- **WHAT IS REQUIRED**: Among the lines below, how many carry the string "temporada"? Reply with a number and nothing else.
-- start RECORDS SUPPLIED --
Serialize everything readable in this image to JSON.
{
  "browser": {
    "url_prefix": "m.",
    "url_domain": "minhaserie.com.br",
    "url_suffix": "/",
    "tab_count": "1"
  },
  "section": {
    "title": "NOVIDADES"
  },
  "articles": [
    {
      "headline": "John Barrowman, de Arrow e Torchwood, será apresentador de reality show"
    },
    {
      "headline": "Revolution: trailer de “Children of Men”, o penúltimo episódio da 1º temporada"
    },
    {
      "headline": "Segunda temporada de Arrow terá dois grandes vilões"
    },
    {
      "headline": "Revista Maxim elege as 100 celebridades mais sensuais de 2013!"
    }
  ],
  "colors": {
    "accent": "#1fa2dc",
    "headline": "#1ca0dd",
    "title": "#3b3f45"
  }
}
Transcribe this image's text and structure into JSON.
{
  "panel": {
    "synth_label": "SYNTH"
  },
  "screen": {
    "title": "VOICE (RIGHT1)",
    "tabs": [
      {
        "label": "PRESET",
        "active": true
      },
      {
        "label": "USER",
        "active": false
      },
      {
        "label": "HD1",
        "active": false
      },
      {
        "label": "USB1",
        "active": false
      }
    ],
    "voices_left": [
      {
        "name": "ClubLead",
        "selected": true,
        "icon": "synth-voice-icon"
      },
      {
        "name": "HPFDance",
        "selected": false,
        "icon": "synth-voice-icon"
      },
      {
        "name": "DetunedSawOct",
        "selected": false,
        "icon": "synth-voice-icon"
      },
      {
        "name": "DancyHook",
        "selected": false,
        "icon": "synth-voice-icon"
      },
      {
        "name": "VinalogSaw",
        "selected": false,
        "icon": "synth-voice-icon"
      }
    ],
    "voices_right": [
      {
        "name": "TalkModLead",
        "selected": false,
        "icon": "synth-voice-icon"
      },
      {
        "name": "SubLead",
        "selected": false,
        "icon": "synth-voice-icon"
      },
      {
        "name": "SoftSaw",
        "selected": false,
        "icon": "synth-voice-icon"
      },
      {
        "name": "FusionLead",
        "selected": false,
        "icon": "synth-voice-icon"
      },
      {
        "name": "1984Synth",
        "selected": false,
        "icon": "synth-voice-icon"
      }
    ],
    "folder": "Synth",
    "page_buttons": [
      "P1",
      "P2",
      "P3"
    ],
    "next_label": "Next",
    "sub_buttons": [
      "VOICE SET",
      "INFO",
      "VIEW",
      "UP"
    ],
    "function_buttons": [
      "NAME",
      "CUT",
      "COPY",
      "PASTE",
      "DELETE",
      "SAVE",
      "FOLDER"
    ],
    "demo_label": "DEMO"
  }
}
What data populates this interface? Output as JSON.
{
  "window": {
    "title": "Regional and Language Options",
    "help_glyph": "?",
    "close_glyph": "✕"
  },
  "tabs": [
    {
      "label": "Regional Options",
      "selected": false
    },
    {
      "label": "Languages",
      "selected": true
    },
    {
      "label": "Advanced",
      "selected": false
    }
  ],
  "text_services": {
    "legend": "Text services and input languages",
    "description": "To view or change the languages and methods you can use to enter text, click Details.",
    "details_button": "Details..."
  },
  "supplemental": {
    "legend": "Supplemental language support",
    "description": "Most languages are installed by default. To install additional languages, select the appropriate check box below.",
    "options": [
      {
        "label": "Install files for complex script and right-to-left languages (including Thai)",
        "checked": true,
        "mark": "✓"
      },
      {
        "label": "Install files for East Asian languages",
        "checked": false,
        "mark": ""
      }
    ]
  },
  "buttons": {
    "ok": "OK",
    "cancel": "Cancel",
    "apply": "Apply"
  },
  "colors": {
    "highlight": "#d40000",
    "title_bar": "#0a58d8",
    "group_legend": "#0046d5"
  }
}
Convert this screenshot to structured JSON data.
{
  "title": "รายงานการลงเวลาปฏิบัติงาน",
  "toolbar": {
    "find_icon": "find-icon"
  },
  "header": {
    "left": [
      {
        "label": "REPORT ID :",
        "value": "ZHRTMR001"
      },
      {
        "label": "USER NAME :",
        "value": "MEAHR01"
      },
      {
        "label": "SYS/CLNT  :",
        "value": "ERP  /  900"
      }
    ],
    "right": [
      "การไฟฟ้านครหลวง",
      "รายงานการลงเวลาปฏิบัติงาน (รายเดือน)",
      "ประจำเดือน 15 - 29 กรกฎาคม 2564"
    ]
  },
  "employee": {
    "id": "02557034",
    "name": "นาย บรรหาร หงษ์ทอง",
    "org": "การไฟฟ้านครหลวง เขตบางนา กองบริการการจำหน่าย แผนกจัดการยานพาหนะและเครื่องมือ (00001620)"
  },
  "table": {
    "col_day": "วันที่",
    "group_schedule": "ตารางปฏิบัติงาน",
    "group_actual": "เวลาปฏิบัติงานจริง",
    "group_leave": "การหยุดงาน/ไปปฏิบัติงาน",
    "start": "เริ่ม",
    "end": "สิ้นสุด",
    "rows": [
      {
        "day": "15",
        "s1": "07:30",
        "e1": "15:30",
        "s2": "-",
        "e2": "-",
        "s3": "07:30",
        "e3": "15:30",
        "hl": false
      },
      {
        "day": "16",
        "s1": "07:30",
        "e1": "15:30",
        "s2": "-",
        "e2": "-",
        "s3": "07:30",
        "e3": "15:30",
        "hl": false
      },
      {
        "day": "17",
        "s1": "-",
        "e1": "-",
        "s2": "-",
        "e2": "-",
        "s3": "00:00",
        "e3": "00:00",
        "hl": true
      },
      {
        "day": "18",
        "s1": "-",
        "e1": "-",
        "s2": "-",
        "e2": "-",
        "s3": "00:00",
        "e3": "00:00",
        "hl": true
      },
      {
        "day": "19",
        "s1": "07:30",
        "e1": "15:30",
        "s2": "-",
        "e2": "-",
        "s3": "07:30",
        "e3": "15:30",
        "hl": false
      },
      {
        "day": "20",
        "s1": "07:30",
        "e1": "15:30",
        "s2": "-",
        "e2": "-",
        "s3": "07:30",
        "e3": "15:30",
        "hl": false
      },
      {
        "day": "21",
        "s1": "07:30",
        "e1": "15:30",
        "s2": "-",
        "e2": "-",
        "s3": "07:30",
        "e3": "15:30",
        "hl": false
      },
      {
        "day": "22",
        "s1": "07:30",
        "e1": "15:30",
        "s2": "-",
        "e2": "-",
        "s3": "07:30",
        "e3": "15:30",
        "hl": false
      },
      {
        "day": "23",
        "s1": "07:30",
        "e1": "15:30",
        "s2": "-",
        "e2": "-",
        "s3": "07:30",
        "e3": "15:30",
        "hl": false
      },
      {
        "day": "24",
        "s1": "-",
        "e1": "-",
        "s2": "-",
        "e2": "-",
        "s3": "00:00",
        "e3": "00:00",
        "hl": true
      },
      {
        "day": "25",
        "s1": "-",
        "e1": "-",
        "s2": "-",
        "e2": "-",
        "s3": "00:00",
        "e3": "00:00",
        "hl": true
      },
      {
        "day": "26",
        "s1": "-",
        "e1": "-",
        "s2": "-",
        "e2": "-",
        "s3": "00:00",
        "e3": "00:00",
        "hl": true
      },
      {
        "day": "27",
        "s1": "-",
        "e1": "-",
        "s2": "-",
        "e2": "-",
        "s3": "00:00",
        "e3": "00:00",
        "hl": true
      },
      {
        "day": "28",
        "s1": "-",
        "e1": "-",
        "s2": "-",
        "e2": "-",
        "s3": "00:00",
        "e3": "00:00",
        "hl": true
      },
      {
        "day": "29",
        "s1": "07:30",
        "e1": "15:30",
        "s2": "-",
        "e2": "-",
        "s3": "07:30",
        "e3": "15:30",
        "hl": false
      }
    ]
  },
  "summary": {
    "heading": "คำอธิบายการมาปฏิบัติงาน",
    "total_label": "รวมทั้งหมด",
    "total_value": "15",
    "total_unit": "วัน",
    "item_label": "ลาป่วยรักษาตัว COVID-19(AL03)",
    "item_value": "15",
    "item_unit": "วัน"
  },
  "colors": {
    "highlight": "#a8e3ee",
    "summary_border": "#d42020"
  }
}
-- end RECORDS SUPPLIED --
- **RESULT FOR THIS EXERCISE**: 2